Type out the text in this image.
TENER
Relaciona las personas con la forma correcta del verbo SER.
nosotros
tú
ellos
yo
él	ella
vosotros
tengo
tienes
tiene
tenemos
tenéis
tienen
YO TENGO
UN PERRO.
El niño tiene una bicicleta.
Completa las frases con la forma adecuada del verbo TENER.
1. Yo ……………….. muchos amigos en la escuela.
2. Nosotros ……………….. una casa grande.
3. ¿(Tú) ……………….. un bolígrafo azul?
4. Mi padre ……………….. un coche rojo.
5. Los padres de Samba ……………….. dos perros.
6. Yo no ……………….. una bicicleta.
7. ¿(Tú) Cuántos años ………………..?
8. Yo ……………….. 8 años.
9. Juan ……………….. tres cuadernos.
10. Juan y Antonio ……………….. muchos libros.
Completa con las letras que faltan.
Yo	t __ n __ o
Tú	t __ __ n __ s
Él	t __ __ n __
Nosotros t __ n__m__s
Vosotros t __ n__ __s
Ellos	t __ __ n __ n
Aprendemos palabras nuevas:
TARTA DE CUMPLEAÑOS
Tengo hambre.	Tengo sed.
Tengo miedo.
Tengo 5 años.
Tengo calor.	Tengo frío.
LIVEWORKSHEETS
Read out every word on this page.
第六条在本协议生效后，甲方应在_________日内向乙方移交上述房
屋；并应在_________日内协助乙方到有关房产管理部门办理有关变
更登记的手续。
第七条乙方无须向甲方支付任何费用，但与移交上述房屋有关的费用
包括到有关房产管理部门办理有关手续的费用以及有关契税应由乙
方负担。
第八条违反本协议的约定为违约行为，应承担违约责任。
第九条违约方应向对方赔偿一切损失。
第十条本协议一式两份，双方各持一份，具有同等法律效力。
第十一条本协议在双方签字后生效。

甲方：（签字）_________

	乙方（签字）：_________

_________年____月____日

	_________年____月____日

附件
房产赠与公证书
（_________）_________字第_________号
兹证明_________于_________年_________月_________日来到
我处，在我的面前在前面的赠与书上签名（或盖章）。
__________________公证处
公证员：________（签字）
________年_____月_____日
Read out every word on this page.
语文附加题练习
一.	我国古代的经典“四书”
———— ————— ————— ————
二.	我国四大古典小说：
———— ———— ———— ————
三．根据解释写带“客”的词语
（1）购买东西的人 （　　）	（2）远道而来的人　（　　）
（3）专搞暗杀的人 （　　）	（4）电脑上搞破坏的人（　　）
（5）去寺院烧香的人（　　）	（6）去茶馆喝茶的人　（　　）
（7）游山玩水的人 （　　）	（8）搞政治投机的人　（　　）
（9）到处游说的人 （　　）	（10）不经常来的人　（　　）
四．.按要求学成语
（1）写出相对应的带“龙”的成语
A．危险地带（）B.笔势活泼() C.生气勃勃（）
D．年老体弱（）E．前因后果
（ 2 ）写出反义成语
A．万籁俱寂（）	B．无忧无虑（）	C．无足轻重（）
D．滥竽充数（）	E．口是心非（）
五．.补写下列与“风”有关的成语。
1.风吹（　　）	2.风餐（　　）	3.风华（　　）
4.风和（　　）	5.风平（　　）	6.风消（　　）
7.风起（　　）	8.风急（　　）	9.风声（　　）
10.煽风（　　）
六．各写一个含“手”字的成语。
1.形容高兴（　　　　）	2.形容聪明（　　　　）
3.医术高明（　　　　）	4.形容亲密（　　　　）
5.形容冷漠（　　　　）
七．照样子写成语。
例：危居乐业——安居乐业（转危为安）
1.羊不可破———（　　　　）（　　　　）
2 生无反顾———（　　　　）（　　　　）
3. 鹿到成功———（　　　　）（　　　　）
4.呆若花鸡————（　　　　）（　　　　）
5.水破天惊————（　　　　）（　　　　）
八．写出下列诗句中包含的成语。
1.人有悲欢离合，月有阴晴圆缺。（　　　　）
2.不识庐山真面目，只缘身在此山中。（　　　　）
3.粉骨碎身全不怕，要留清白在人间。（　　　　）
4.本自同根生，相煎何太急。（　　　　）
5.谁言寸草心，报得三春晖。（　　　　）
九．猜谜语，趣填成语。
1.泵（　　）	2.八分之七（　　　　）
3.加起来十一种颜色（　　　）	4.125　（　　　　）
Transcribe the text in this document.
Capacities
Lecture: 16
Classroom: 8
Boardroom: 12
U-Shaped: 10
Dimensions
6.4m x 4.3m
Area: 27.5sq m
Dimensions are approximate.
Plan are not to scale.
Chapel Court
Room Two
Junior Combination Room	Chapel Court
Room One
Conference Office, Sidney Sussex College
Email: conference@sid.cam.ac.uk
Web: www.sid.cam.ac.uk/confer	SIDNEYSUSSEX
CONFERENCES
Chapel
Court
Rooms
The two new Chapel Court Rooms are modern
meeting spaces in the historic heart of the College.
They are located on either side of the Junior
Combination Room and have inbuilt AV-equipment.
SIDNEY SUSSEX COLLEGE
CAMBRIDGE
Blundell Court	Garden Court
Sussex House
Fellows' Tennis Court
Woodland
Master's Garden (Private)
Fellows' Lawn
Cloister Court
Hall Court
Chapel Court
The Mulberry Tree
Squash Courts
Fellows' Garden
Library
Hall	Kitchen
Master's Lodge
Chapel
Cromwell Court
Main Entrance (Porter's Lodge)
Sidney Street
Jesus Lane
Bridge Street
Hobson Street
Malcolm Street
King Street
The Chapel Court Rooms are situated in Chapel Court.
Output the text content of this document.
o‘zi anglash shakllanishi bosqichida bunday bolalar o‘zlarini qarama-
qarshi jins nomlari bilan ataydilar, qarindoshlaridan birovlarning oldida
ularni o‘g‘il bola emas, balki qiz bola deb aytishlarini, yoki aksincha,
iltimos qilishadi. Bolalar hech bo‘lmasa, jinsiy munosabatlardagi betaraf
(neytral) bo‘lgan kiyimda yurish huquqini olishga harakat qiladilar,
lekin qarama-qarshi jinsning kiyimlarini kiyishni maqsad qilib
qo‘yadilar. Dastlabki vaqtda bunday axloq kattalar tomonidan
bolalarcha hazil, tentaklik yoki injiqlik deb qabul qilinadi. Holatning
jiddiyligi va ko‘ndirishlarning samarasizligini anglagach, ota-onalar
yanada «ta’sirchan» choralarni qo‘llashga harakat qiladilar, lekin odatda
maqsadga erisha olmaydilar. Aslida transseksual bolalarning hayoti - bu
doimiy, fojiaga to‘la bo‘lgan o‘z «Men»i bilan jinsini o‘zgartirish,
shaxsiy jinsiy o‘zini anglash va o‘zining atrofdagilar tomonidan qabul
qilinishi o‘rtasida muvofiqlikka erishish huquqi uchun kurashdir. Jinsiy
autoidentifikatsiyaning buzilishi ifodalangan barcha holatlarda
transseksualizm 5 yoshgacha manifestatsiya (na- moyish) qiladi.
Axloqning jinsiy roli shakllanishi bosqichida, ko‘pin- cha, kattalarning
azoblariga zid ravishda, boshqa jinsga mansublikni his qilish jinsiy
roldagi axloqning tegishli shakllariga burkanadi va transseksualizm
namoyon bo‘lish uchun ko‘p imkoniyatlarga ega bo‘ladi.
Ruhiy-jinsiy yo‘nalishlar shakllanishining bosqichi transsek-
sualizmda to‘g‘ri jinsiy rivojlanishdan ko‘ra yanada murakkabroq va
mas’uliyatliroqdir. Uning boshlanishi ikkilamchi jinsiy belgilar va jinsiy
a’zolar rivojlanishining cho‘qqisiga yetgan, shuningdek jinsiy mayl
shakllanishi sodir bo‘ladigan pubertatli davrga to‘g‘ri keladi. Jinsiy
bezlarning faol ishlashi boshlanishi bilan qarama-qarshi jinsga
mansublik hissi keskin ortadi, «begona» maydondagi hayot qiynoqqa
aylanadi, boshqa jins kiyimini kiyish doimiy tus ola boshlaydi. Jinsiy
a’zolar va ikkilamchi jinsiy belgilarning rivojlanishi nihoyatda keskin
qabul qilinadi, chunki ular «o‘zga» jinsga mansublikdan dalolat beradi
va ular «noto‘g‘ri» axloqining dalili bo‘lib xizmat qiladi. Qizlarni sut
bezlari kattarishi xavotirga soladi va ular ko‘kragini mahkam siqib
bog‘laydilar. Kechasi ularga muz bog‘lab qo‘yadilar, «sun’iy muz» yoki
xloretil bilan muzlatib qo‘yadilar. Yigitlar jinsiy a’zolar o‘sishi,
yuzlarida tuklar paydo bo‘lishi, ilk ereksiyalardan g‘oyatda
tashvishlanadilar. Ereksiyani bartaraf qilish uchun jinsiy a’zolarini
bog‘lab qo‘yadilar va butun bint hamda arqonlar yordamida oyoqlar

> **GOAL**: Find all the lines containing "TENER" in the material, then copy them.

> **FINAL RESULT**:
TENER
Completa las frases con la forma adecuada del verbo TENER.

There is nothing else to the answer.